> What is asked: Each entry here needs to be set down again exactly, please; pictures are left out.

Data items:
start

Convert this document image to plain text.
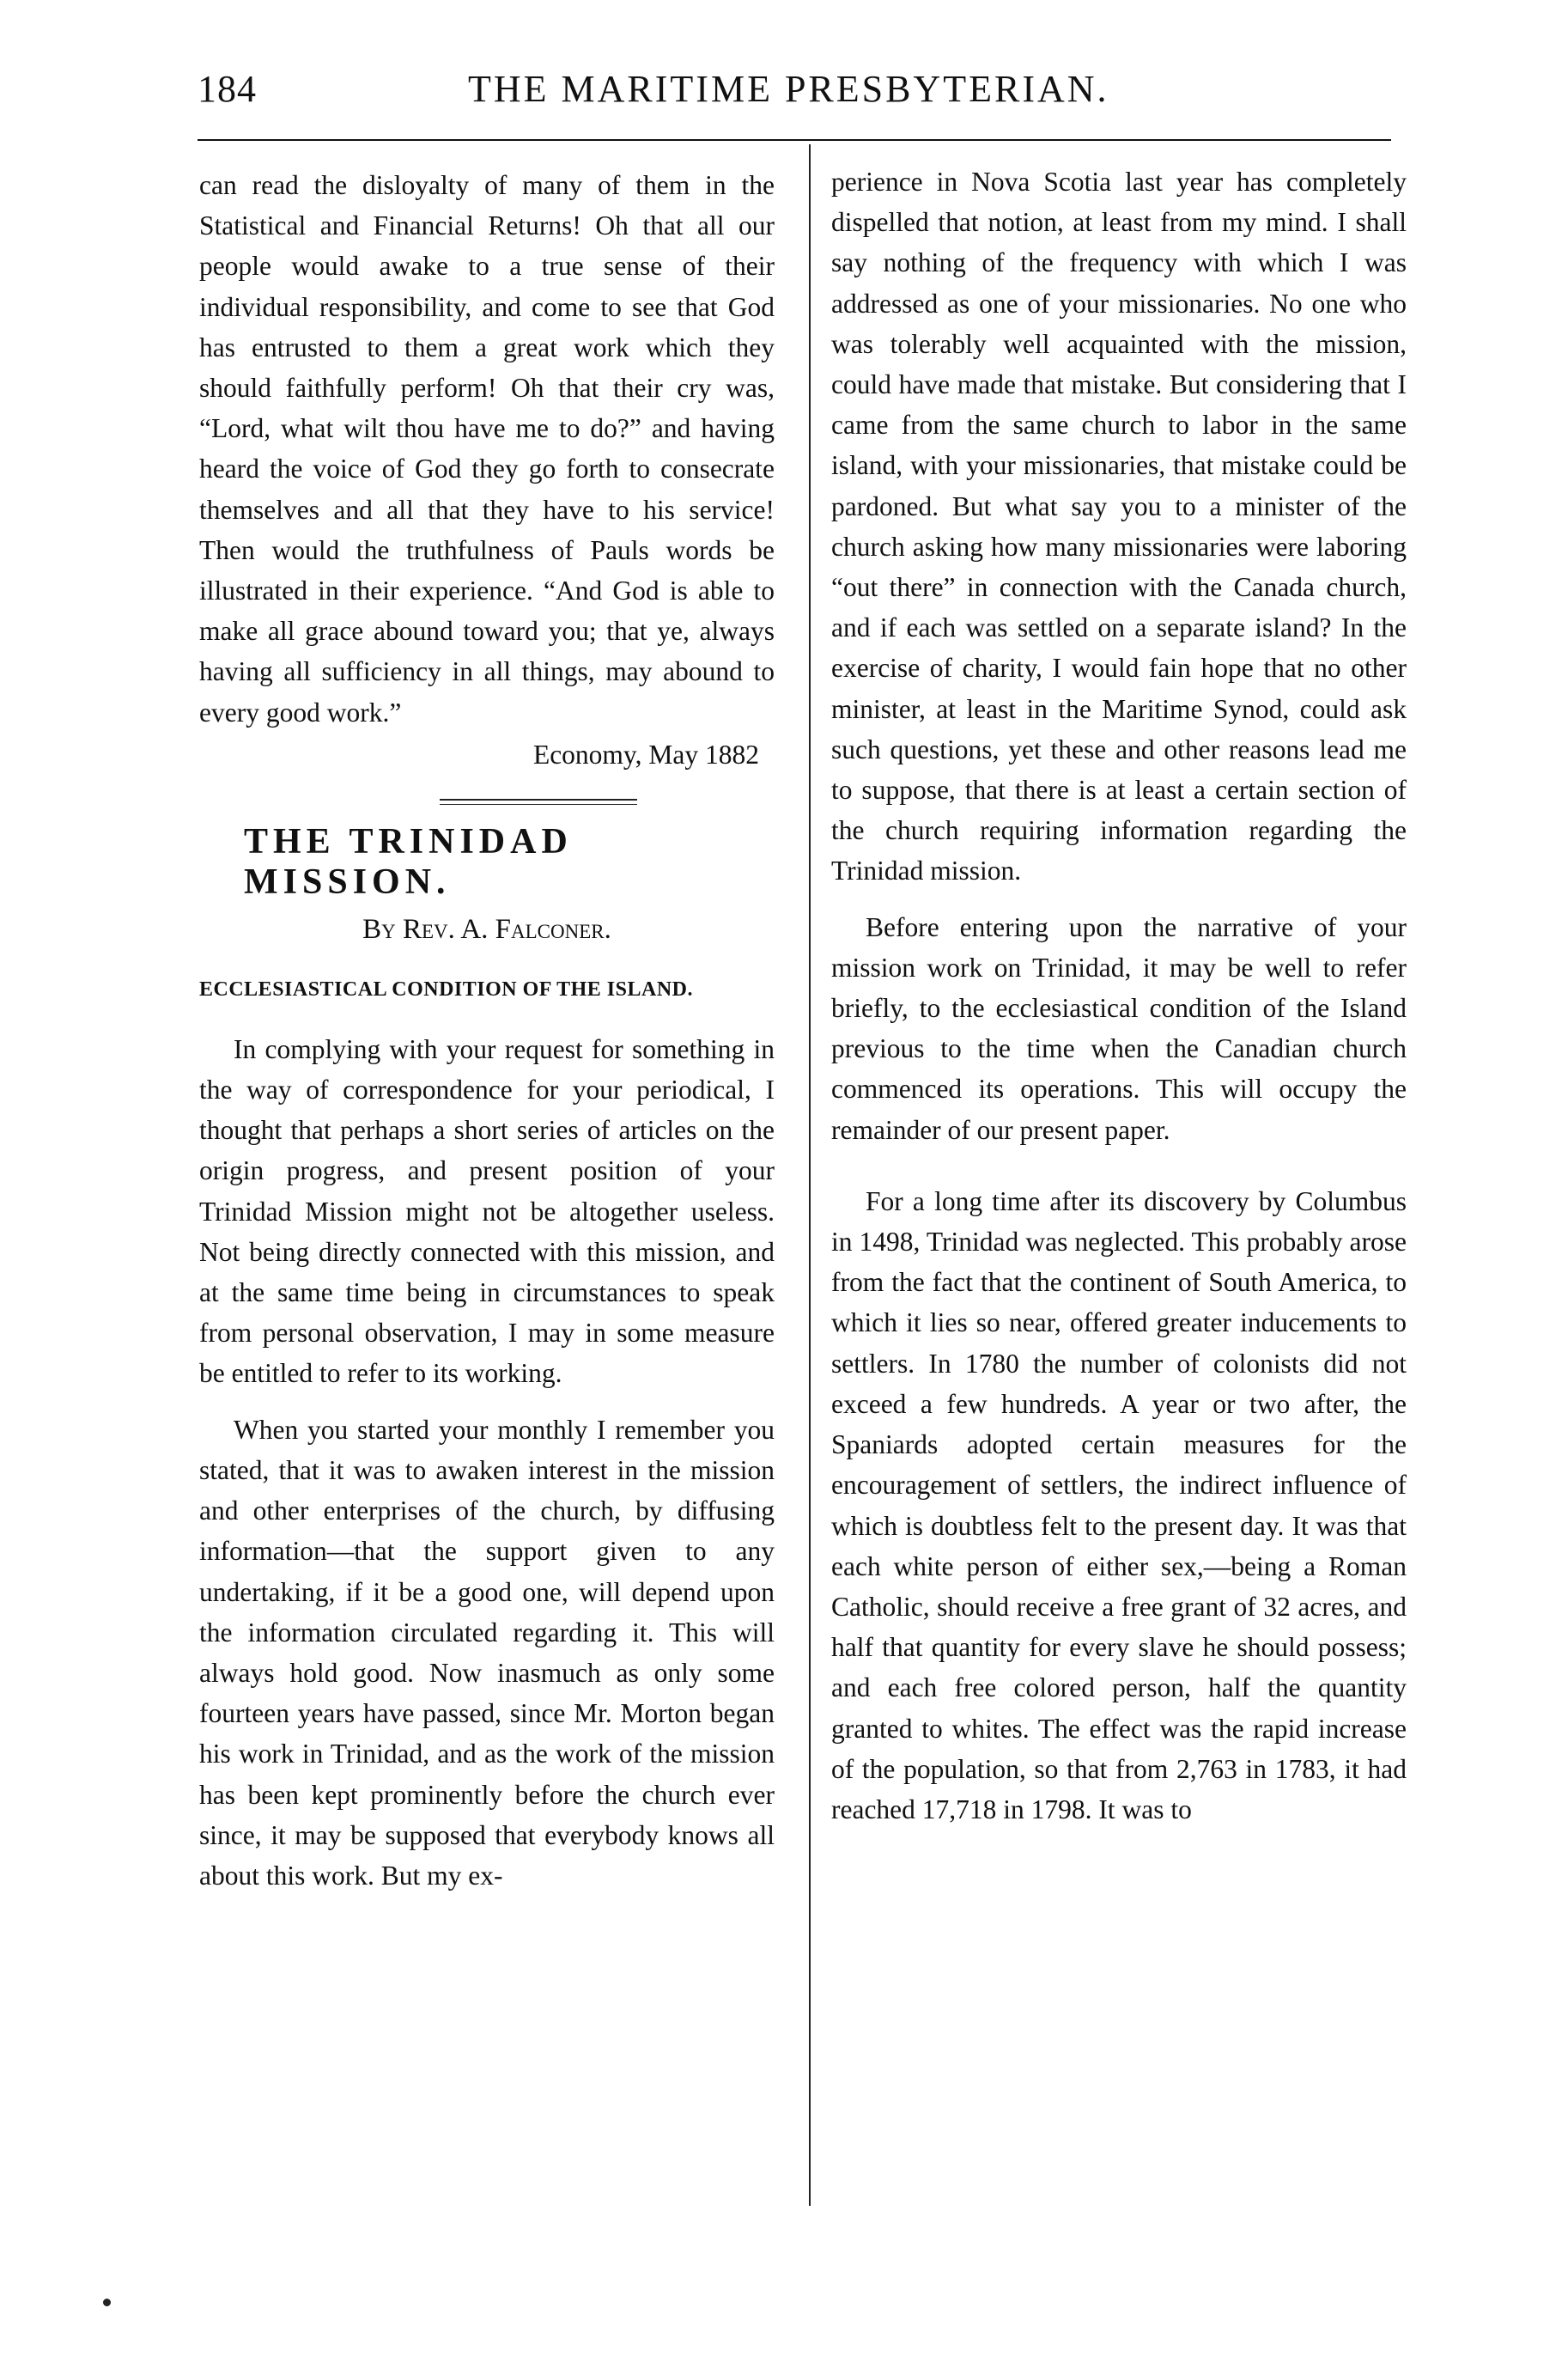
184	THE MARITIME PRESBYTERIAN.

can read the disloyalty of many of them in the Statistical and Financial Returns! Oh that all our people would awake to a true sense of their individual responsibility, and come to see that God has entrusted to them a great work which they should faithfully perform! Oh that their cry was, “Lord, what wilt thou have me to do?” and having heard the voice of God they go forth to consecrate themselves and all that they have to his service! Then would the truthfulness of Pauls words be illustrated in their experience. “And God is able to make all grace abound toward you; that ye, always having all sufficiency in all things, may abound to every good work.”

Economy, May 1882

THE TRINIDAD MISSION.

By Rev. A. Falconer.

ECCLESIASTICAL CONDITION OF THE ISLAND.

In complying with your request for something in the way of correspondence for your periodical, I thought that perhaps a short series of articles on the origin progress, and present position of your Trinidad Mission might not be altogether useless. Not being directly connected with this mission, and at the same time being in circumstances to speak from personal observation, I may in some measure be entitled to refer to its working.

When you started your monthly I remember you stated, that it was to awaken interest in the mission and other enterprises of the church, by diffusing information—that the support given to any undertaking, if it be a good one, will depend upon the information circulated regarding it. This will always hold good. Now inasmuch as only some fourteen years have passed, since Mr. Morton began his work in Trinidad, and as the work of the mission has been kept prominently before the church ever since, it may be supposed that everybody knows all about this work. But my ex-

perience in Nova Scotia last year has completely dispelled that notion, at least from my mind. I shall say nothing of the frequency with which I was addressed as one of your missionaries. No one who was tolerably well acquainted with the mission, could have made that mistake. But considering that I came from the same church to labor in the same island, with your missionaries, that mistake could be pardoned. But what say you to a minister of the church asking how many missionaries were laboring “out there” in connection with the Canada church, and if each was settled on a separate island? In the exercise of charity, I would fain hope that no other minister, at least in the Maritime Synod, could ask such questions, yet these and other reasons lead me to suppose, that there is at least a certain section of the church requiring information regarding the Trinidad mission.

Before entering upon the narrative of your mission work on Trinidad, it may be well to refer briefly, to the ecclesiastical condition of the Island previous to the time when the Canadian church commenced its operations. This will occupy the remainder of our present paper.

For a long time after its discovery by Columbus in 1498, Trinidad was neglected. This probably arose from the fact that the continent of South America, to which it lies so near, offered greater inducements to settlers. In 1780 the number of colonists did not exceed a few hundreds. A year or two after, the Spaniards adopted certain measures for the encouragement of settlers, the indirect influence of which is doubtless felt to the present day. It was that each white person of either sex,—being a Roman Catholic, should receive a free grant of 32 acres, and half that quantity for every slave he should possess; and each free colored person, half the quantity granted to whites. The effect was the rapid increase of the population, so that from 2,763 in 1783, it had reached 17,718 in 1798. It was to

end

> Solution to the exercise:
Convert this document image to plain text.
184	THE MARITIME PRESBYTERIAN.

can read the disloyalty of many of them in the Statistical and Financial Returns! Oh that all our people would awake to a true sense of their individual responsibility, and come to see that God has entrusted to them a great work which they should faithfully perform! Oh that their cry was, “Lord, what wilt thou have me to do?” and having heard the voice of God they go forth to consecrate themselves and all that they have to his service! Then would the truthfulness of Pauls words be illustrated in their experience. “And God is able to make all grace abound toward you; that ye, always having all sufficiency in all things, may abound to every good work.”

Economy, May 1882

THE TRINIDAD MISSION.

By Rev. A. Falconer.

ECCLESIASTICAL CONDITION OF THE ISLAND.

In complying with your request for something in the way of correspondence for your periodical, I thought that perhaps a short series of articles on the origin progress, and present position of your Trinidad Mission might not be altogether useless. Not being directly connected with this mission, and at the same time being in circumstances to speak from personal observation, I may in some measure be entitled to refer to its working.

When you started your monthly I remember you stated, that it was to awaken interest in the mission and other enterprises of the church, by diffusing information—that the support given to any undertaking, if it be a good one, will depend upon the information circulated regarding it. This will always hold good. Now inasmuch as only some fourteen years have passed, since Mr. Morton began his work in Trinidad, and as the work of the mission has been kept prominently before the church ever since, it may be supposed that everybody knows all about this work. But my ex-

perience in Nova Scotia last year has completely dispelled that notion, at least from my mind. I shall say nothing of the frequency with which I was addressed as one of your missionaries. No one who was tolerably well acquainted with the mission, could have made that mistake. But considering that I came from the same church to labor in the same island, with your missionaries, that mistake could be pardoned. But what say you to a minister of the church asking how many missionaries were laboring “out there” in connection with the Canada church, and if each was settled on a separate island? In the exercise of charity, I would fain hope that no other minister, at least in the Maritime Synod, could ask such questions, yet these and other reasons lead me to suppose, that there is at least a certain section of the church requiring information regarding the Trinidad mission.

Before entering upon the narrative of your mission work on Trinidad, it may be well to refer briefly, to the ecclesiastical condition of the Island previous to the time when the Canadian church commenced its operations. This will occupy the remainder of our present paper.

For a long time after its discovery by Columbus in 1498, Trinidad was neglected. This probably arose from the fact that the continent of South America, to which it lies so near, offered greater inducements to settlers. In 1780 the number of colonists did not exceed a few hundreds. A year or two after, the Spaniards adopted certain measures for the encouragement of settlers, the indirect influence of which is doubtless felt to the present day. It was that each white person of either sex,—being a Roman Catholic, should receive a free grant of 32 acres, and half that quantity for every slave he should possess; and each free colored person, half the quantity granted to whites. The effect was the rapid increase of the population, so that from 2,763 in 1783, it had reached 17,718 in 1798. It was to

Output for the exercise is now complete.